Task details: The records that follow must be reproduced in full, exactly as written.
::::::::
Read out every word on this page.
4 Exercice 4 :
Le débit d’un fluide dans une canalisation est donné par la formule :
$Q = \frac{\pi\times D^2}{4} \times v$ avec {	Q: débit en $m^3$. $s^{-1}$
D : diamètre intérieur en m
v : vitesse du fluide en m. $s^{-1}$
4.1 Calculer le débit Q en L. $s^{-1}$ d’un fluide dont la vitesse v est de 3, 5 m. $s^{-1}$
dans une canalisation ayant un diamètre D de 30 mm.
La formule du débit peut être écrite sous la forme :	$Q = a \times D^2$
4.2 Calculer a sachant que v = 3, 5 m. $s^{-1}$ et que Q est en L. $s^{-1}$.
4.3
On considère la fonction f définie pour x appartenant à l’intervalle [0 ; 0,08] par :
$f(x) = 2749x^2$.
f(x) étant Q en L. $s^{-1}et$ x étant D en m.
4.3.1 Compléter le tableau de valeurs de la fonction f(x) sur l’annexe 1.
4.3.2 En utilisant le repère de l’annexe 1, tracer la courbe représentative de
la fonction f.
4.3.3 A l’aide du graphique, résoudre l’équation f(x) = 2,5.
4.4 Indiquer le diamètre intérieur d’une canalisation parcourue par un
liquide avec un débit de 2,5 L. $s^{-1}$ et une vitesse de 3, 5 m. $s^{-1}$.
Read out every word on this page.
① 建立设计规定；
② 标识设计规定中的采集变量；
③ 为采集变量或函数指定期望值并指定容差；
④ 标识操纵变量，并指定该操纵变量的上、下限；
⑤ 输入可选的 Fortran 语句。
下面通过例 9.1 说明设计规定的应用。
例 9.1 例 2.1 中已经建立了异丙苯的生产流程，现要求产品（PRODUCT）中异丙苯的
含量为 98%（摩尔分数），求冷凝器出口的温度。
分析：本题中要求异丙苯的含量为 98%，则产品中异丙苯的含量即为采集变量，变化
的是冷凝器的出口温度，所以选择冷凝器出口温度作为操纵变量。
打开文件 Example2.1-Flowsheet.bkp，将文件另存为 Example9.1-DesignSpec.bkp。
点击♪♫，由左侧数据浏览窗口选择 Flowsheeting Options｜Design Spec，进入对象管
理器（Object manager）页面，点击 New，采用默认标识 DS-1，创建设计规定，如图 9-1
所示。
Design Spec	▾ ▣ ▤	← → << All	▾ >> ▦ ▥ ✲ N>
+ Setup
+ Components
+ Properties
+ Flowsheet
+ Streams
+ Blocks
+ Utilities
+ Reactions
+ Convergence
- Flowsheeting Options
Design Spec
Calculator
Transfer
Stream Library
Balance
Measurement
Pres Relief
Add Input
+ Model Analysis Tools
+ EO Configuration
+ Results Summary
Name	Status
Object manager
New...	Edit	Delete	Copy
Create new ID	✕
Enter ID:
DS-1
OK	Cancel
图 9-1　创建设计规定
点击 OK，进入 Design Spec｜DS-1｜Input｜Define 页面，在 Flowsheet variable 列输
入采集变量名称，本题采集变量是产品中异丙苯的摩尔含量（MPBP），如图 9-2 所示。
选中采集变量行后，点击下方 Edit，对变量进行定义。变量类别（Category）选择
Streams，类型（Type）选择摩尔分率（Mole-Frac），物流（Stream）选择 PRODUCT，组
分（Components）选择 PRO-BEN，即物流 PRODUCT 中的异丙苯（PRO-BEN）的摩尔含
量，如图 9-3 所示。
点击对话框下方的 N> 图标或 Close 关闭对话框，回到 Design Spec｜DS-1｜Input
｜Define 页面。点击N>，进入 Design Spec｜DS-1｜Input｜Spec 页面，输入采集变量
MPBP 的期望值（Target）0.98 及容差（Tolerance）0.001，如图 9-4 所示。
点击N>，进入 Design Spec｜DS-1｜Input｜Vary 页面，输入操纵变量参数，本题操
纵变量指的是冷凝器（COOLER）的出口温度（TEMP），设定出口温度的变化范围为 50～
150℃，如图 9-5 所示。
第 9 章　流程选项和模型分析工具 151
::::::::
Output for this exercise:
Read out every word on this page.
4 Exercice 4 :
Le débit d’un fluide dans une canalisation est donné par la formule :
$Q = \frac{\pi\times D^2}{4} \times v$ avec {	Q: débit en $m^3$. $s^{-1}$
D : diamètre intérieur en m
v : vitesse du fluide en m. $s^{-1}$
4.1 Calculer le débit Q en L. $s^{-1}$ d’un fluide dont la vitesse v est de 3, 5 m. $s^{-1}$
dans une canalisation ayant un diamètre D de 30 mm.
La formule du débit peut être écrite sous la forme :	$Q = a \times D^2$
4.2 Calculer a sachant que v = 3, 5 m. $s^{-1}$ et que Q est en L. $s^{-1}$.
4.3
On considère la fonction f définie pour x appartenant à l’intervalle [0 ; 0,08] par :
$f(x) = 2749x^2$.
f(x) étant Q en L. $s^{-1}et$ x étant D en m.
4.3.1 Compléter le tableau de valeurs de la fonction f(x) sur l’annexe 1.
4.3.2 En utilisant le repère de l’annexe 1, tracer la courbe représentative de
la fonction f.
4.3.3 A l’aide du graphique, résoudre l’équation f(x) = 2,5.
4.4 Indiquer le diamètre intérieur d’une canalisation parcourue par un
liquide avec un débit de 2,5 L. $s^{-1}$ et une vitesse de 3, 5 m. $s^{-1}$.
Read out every word on this page.
① 建立设计规定；
② 标识设计规定中的采集变量；
③ 为采集变量或函数指定期望值并指定容差；
④ 标识操纵变量，并指定该操纵变量的上、下限；
⑤ 输入可选的 Fortran 语句。
下面通过例 9.1 说明设计规定的应用。
例 9.1 例 2.1 中已经建立了异丙苯的生产流程，现要求产品（PRODUCT）中异丙苯的
含量为 98%（摩尔分数），求冷凝器出口的温度。
分析：本题中要求异丙苯的含量为 98%，则产品中异丙苯的含量即为采集变量，变化
的是冷凝器的出口温度，所以选择冷凝器出口温度作为操纵变量。
打开文件 Example2.1-Flowsheet.bkp，将文件另存为 Example9.1-DesignSpec.bkp。
点击♪♫，由左侧数据浏览窗口选择 Flowsheeting Options｜Design Spec，进入对象管
理器（Object manager）页面，点击 New，采用默认标识 DS-1，创建设计规定，如图 9-1
所示。
Design Spec	▾ ▣ ▤	← → << All	▾ >> ▦ ▥ ✲ N>
+ Setup
+ Components
+ Properties
+ Flowsheet
+ Streams
+ Blocks
+ Utilities
+ Reactions
+ Convergence
- Flowsheeting Options
Design Spec
Calculator
Transfer
Stream Library
Balance
Measurement
Pres Relief
Add Input
+ Model Analysis Tools
+ EO Configuration
+ Results Summary
Name	Status
Object manager
New...	Edit	Delete	Copy
Create new ID	✕
Enter ID:
DS-1
OK	Cancel
图 9-1　创建设计规定
点击 OK，进入 Design Spec｜DS-1｜Input｜Define 页面，在 Flowsheet variable 列输
入采集变量名称，本题采集变量是产品中异丙苯的摩尔含量（MPBP），如图 9-2 所示。
选中采集变量行后，点击下方 Edit，对变量进行定义。变量类别（Category）选择
Streams，类型（Type）选择摩尔分率（Mole-Frac），物流（Stream）选择 PRODUCT，组
分（Components）选择 PRO-BEN，即物流 PRODUCT 中的异丙苯（PRO-BEN）的摩尔含
量，如图 9-3 所示。
点击对话框下方的 N> 图标或 Close 关闭对话框，回到 Design Spec｜DS-1｜Input
｜Define 页面。点击N>，进入 Design Spec｜DS-1｜Input｜Spec 页面，输入采集变量
MPBP 的期望值（Target）0.98 及容差（Tolerance）0.001，如图 9-4 所示。
点击N>，进入 Design Spec｜DS-1｜Input｜Vary 页面，输入操纵变量参数，本题操
纵变量指的是冷凝器（COOLER）的出口温度（TEMP），设定出口温度的变化范围为 50～
150℃，如图 9-5 所示。
第 9 章　流程选项和模型分析工具 151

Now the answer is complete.